→ **WHAT THE EXERCISE ASKS**: Output each entry that follows exactly. Images stay out.

===============

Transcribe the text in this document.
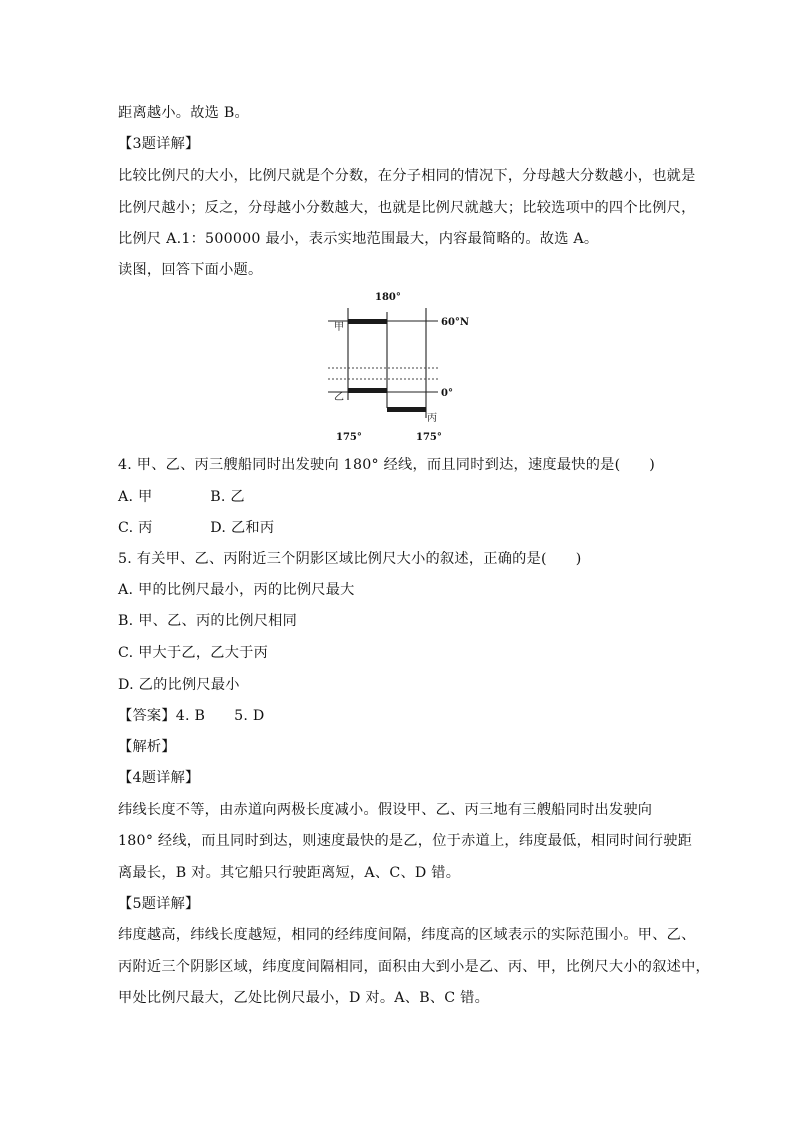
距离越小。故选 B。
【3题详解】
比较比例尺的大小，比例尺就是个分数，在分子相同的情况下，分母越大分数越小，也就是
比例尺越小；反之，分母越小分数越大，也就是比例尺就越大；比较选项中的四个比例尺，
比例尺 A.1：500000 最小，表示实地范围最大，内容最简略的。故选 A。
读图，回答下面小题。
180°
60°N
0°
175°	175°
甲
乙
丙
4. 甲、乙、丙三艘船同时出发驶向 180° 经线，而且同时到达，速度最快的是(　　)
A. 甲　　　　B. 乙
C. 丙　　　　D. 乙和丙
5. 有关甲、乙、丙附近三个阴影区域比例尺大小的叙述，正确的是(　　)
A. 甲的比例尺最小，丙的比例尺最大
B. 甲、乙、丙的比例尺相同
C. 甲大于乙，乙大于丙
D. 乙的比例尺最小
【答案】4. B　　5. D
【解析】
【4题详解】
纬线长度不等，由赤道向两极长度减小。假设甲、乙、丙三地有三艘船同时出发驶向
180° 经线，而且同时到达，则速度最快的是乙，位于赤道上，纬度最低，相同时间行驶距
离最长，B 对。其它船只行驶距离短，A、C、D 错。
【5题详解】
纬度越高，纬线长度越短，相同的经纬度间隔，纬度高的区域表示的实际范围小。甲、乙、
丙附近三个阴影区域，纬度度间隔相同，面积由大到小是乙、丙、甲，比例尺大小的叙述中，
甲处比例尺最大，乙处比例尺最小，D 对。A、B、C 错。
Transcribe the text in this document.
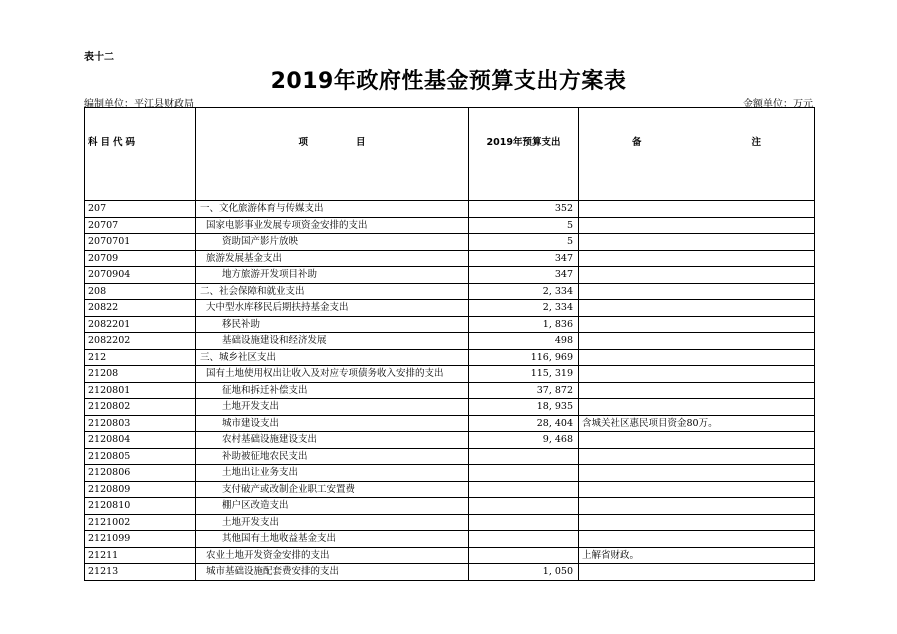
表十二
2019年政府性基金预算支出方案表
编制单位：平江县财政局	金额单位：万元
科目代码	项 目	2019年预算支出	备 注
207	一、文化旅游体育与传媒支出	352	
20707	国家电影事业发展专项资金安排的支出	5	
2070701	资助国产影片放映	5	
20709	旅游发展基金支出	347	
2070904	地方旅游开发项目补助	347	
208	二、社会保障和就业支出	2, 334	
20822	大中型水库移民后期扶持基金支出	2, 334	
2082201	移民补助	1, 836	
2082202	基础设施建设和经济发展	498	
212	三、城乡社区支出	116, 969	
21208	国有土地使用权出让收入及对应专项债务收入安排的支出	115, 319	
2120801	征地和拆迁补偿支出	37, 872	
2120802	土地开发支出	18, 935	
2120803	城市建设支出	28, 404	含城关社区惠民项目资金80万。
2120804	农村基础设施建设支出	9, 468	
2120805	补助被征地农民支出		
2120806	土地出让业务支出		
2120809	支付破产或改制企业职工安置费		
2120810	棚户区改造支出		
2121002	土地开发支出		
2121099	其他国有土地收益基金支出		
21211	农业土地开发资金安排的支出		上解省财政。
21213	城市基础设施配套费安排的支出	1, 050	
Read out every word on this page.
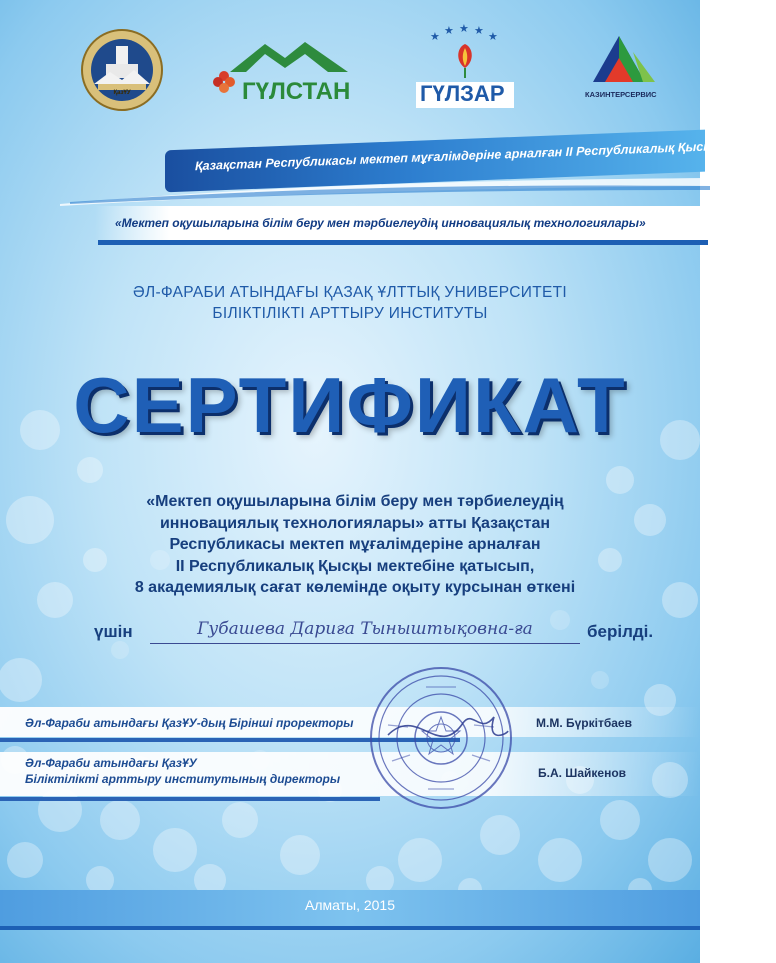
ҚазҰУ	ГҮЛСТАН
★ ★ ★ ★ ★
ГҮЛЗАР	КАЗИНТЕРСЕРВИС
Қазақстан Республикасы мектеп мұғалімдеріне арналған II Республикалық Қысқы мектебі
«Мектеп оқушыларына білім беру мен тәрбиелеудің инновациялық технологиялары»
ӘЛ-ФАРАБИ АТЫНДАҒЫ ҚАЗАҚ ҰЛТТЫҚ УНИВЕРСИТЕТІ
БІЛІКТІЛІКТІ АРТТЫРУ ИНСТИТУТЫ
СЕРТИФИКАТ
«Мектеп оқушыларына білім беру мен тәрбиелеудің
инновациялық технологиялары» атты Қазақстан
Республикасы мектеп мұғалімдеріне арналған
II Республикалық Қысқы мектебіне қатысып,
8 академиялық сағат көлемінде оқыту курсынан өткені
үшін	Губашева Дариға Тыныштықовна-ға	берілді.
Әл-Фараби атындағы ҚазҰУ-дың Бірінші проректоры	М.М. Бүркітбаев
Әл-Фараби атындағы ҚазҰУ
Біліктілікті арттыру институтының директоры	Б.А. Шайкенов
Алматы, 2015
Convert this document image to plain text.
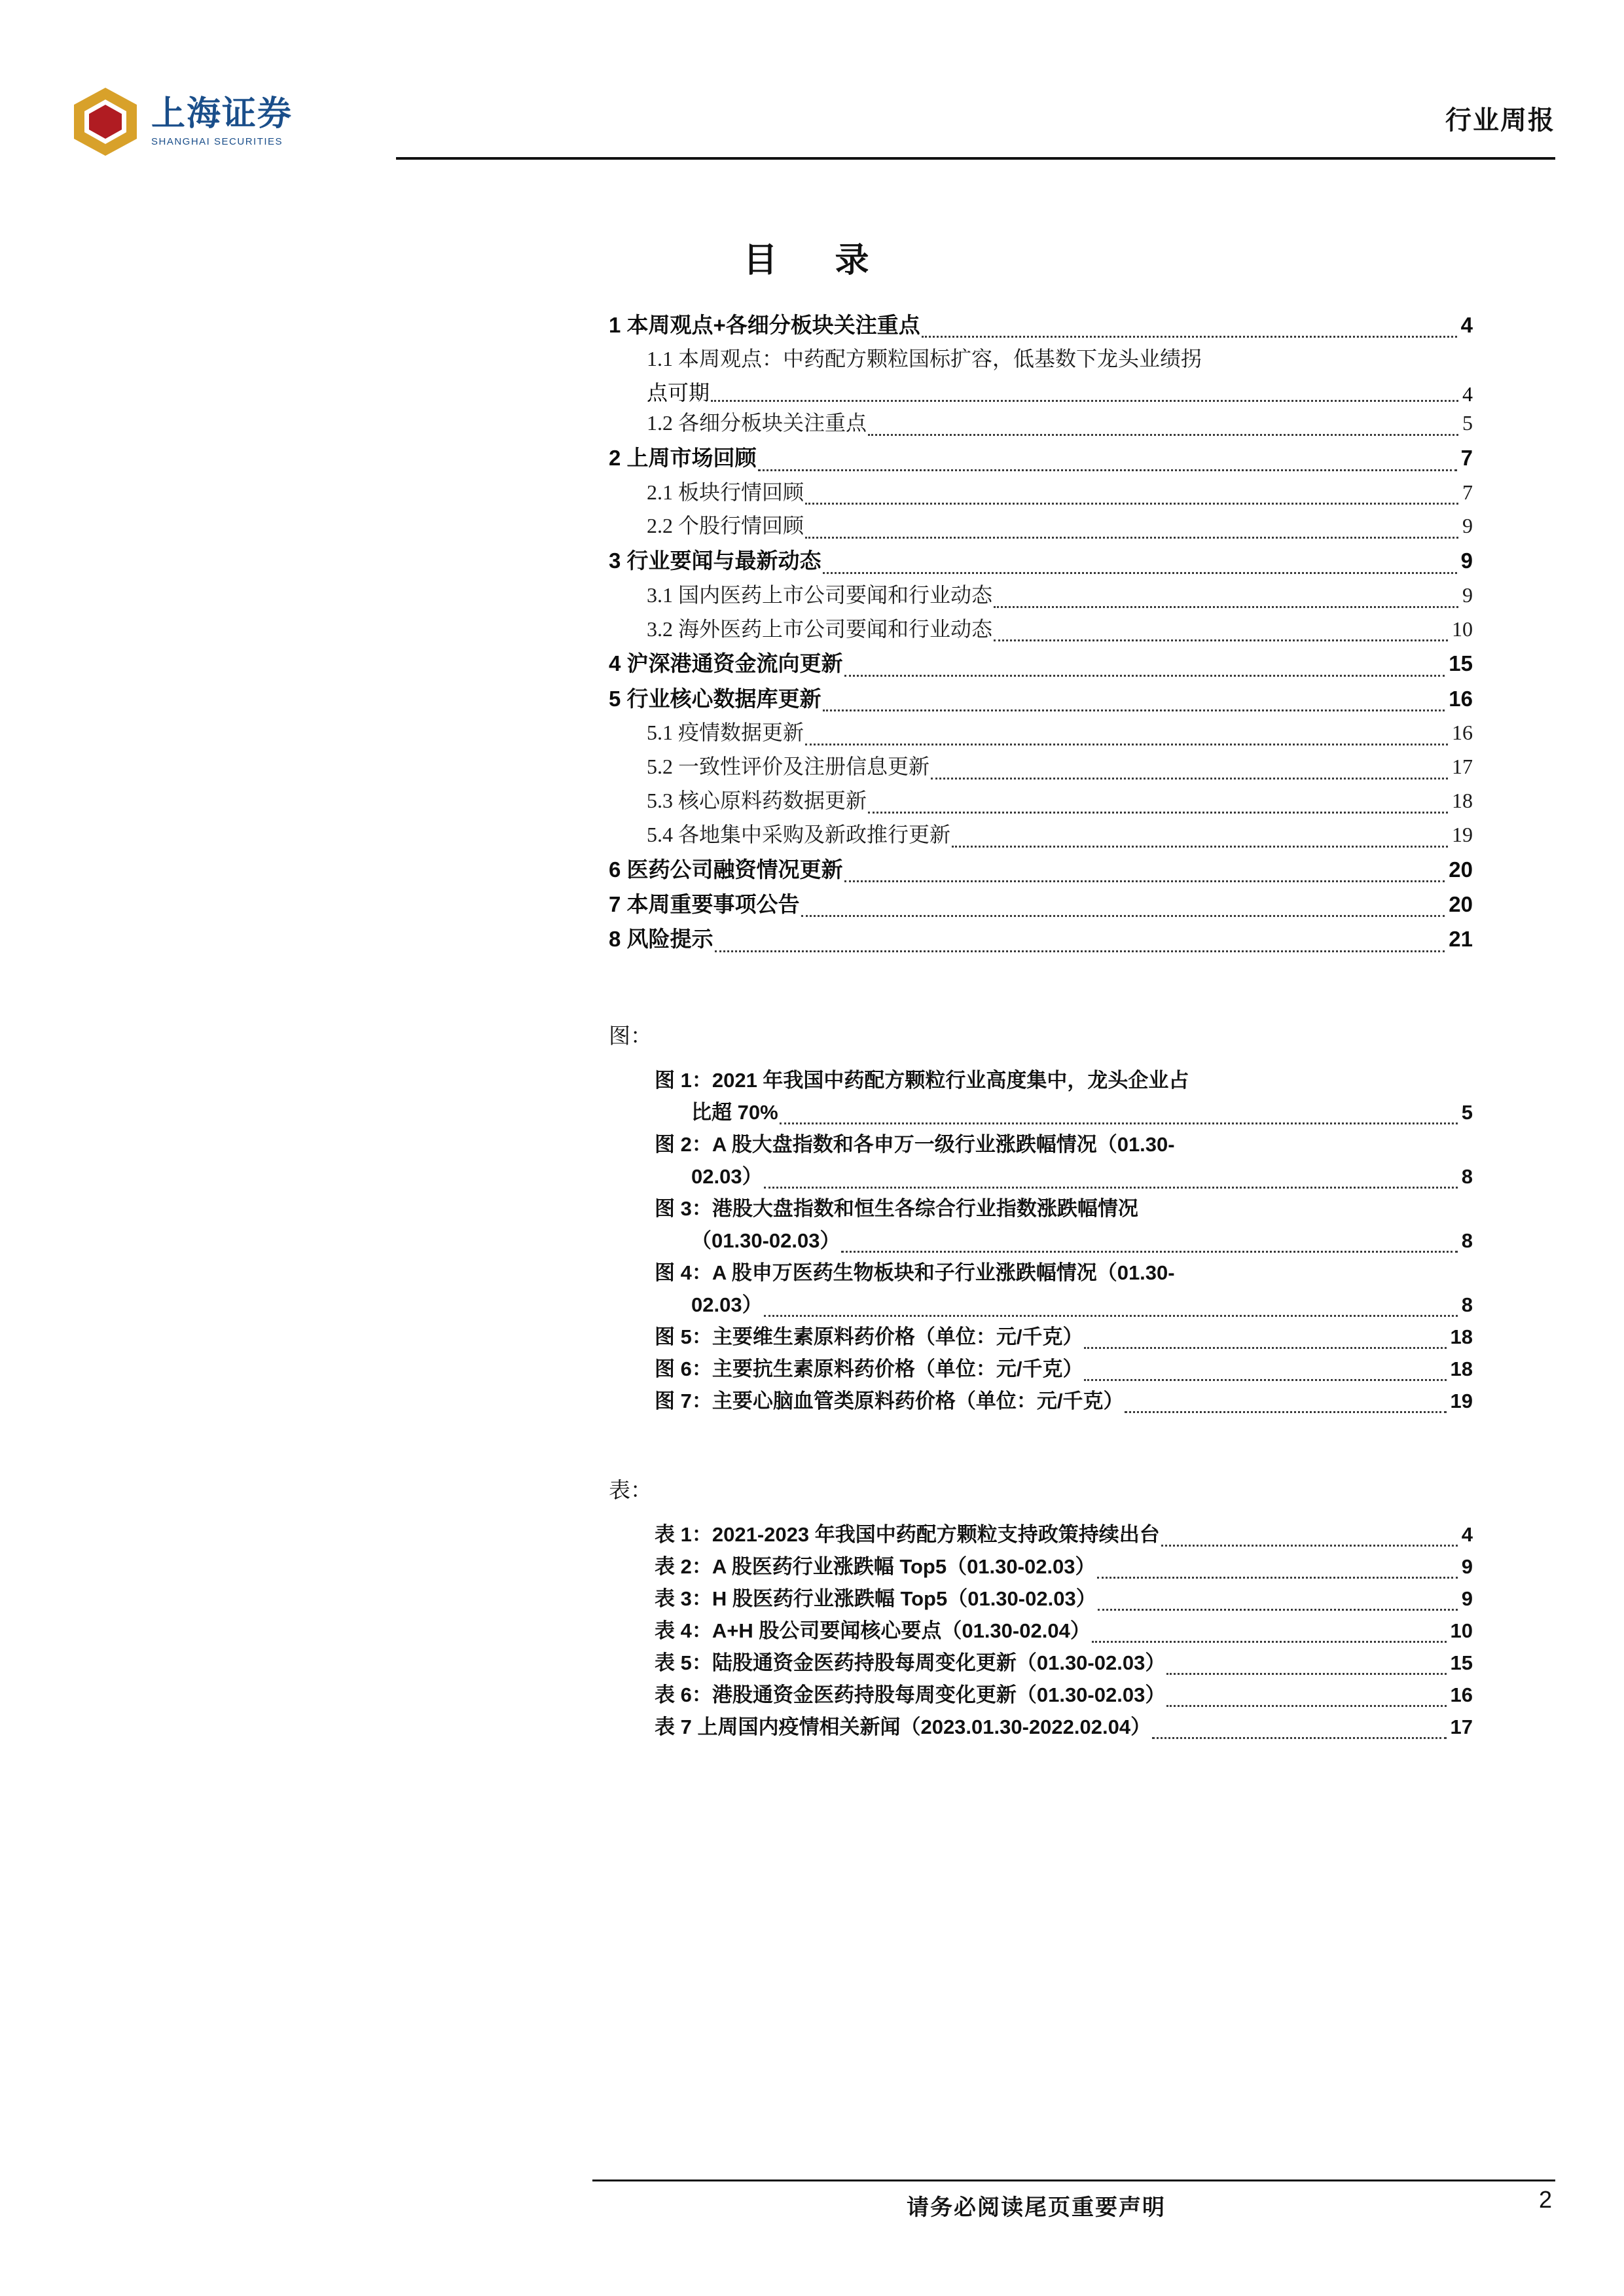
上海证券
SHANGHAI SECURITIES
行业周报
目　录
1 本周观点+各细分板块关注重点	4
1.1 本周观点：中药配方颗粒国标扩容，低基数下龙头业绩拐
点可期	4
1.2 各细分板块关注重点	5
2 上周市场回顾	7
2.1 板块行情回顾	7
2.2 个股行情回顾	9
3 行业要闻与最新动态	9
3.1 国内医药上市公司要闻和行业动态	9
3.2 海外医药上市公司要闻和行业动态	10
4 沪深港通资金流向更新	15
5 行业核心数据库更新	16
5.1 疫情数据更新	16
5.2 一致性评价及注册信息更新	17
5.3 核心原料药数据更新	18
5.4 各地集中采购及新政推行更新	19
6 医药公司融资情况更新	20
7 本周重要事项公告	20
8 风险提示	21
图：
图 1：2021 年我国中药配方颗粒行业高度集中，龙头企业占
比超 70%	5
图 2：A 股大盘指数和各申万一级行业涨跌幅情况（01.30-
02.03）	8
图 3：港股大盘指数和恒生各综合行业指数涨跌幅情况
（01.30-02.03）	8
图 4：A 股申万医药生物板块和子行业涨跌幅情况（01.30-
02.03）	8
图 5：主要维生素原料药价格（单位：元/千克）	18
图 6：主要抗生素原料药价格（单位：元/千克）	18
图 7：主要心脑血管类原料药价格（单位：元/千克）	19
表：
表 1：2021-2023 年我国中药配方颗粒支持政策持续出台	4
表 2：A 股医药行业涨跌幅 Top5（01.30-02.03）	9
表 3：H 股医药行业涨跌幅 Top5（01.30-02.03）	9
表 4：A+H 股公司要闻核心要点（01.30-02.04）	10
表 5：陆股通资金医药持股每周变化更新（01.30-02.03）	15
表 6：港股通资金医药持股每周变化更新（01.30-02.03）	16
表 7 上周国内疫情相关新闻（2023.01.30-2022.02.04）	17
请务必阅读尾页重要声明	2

===============

→ **EXPECTED ANSWER**:
Transcribe the text in this document.
距离越小。故选 B。
【3题详解】
比较比例尺的大小，比例尺就是个分数，在分子相同的情况下，分母越大分数越小，也就是
比例尺越小；反之，分母越小分数越大，也就是比例尺就越大；比较选项中的四个比例尺，
比例尺 A.1：500000 最小，表示实地范围最大，内容最简略的。故选 A。
读图，回答下面小题。
180°
60°N
0°
175°	175°
甲
乙
丙
4. 甲、乙、丙三艘船同时出发驶向 180° 经线，而且同时到达，速度最快的是(　　)
A. 甲　　　　B. 乙
C. 丙　　　　D. 乙和丙
5. 有关甲、乙、丙附近三个阴影区域比例尺大小的叙述，正确的是(　　)
A. 甲的比例尺最小，丙的比例尺最大
B. 甲、乙、丙的比例尺相同
C. 甲大于乙，乙大于丙
D. 乙的比例尺最小
【答案】4. B　　5. D
【解析】
【4题详解】
纬线长度不等，由赤道向两极长度减小。假设甲、乙、丙三地有三艘船同时出发驶向
180° 经线，而且同时到达，则速度最快的是乙，位于赤道上，纬度最低，相同时间行驶距
离最长，B 对。其它船只行驶距离短，A、C、D 错。
【5题详解】
纬度越高，纬线长度越短，相同的经纬度间隔，纬度高的区域表示的实际范围小。甲、乙、
丙附近三个阴影区域，纬度度间隔相同，面积由大到小是乙、丙、甲，比例尺大小的叙述中，
甲处比例尺最大，乙处比例尺最小，D 对。A、B、C 错。
Transcribe the text in this document.
表十二
2019年政府性基金预算支出方案表
编制单位：平江县财政局	金额单位：万元
科目代码	项 目	2019年预算支出	备 注
207	一、文化旅游体育与传媒支出	352	
20707	国家电影事业发展专项资金安排的支出	5	
2070701	资助国产影片放映	5	
20709	旅游发展基金支出	347	
2070904	地方旅游开发项目补助	347	
208	二、社会保障和就业支出	2, 334	
20822	大中型水库移民后期扶持基金支出	2, 334	
2082201	移民补助	1, 836	
2082202	基础设施建设和经济发展	498	
212	三、城乡社区支出	116, 969	
21208	国有土地使用权出让收入及对应专项债务收入安排的支出	115, 319	
2120801	征地和拆迁补偿支出	37, 872	
2120802	土地开发支出	18, 935	
2120803	城市建设支出	28, 404	含城关社区惠民项目资金80万。
2120804	农村基础设施建设支出	9, 468	
2120805	补助被征地农民支出		
2120806	土地出让业务支出		
2120809	支付破产或改制企业职工安置费		
2120810	棚户区改造支出		
2121002	土地开发支出		
2121099	其他国有土地收益基金支出		
21211	农业土地开发资金安排的支出		上解省财政。
21213	城市基础设施配套费安排的支出	1, 050	
Read out every word on this page.
ҚазҰУ	ГҮЛСТАН
★ ★ ★ ★ ★
ГҮЛЗАР	КАЗИНТЕРСЕРВИС
Қазақстан Республикасы мектеп мұғалімдеріне арналған II Республикалық Қысқы мектебі
«Мектеп оқушыларына білім беру мен тәрбиелеудің инновациялық технологиялары»
ӘЛ-ФАРАБИ АТЫНДАҒЫ ҚАЗАҚ ҰЛТТЫҚ УНИВЕРСИТЕТІ
БІЛІКТІЛІКТІ АРТТЫРУ ИНСТИТУТЫ
СЕРТИФИКАТ
«Мектеп оқушыларына білім беру мен тәрбиелеудің
инновациялық технологиялары» атты Қазақстан
Республикасы мектеп мұғалімдеріне арналған
II Республикалық Қысқы мектебіне қатысып,
8 академиялық сағат көлемінде оқыту курсынан өткені
үшін	Губашева Дариға Тыныштықовна-ға	берілді.
Әл-Фараби атындағы ҚазҰУ-дың Бірінші проректоры	М.М. Бүркітбаев
Әл-Фараби атындағы ҚазҰУ
Біліктілікті арттыру институтының директоры	Б.А. Шайкенов
Алматы, 2015
Convert this document image to plain text.
上海证券
SHANGHAI SECURITIES
行业周报
目　录
1 本周观点+各细分板块关注重点	4
1.1 本周观点：中药配方颗粒国标扩容，低基数下龙头业绩拐
点可期	4
1.2 各细分板块关注重点	5
2 上周市场回顾	7
2.1 板块行情回顾	7
2.2 个股行情回顾	9
3 行业要闻与最新动态	9
3.1 国内医药上市公司要闻和行业动态	9
3.2 海外医药上市公司要闻和行业动态	10
4 沪深港通资金流向更新	15
5 行业核心数据库更新	16
5.1 疫情数据更新	16
5.2 一致性评价及注册信息更新	17
5.3 核心原料药数据更新	18
5.4 各地集中采购及新政推行更新	19
6 医药公司融资情况更新	20
7 本周重要事项公告	20
8 风险提示	21
图：
图 1：2021 年我国中药配方颗粒行业高度集中，龙头企业占
比超 70%	5
图 2：A 股大盘指数和各申万一级行业涨跌幅情况（01.30-
02.03）	8
图 3：港股大盘指数和恒生各综合行业指数涨跌幅情况
（01.30-02.03）	8
图 4：A 股申万医药生物板块和子行业涨跌幅情况（01.30-
02.03）	8
图 5：主要维生素原料药价格（单位：元/千克）	18
图 6：主要抗生素原料药价格（单位：元/千克）	18
图 7：主要心脑血管类原料药价格（单位：元/千克）	19
表：
表 1：2021-2023 年我国中药配方颗粒支持政策持续出台	4
表 2：A 股医药行业涨跌幅 Top5（01.30-02.03）	9
表 3：H 股医药行业涨跌幅 Top5（01.30-02.03）	9
表 4：A+H 股公司要闻核心要点（01.30-02.04）	10
表 5：陆股通资金医药持股每周变化更新（01.30-02.03）	15
表 6：港股通资金医药持股每周变化更新（01.30-02.03）	16
表 7 上周国内疫情相关新闻（2023.01.30-2022.02.04）	17
请务必阅读尾页重要声明	2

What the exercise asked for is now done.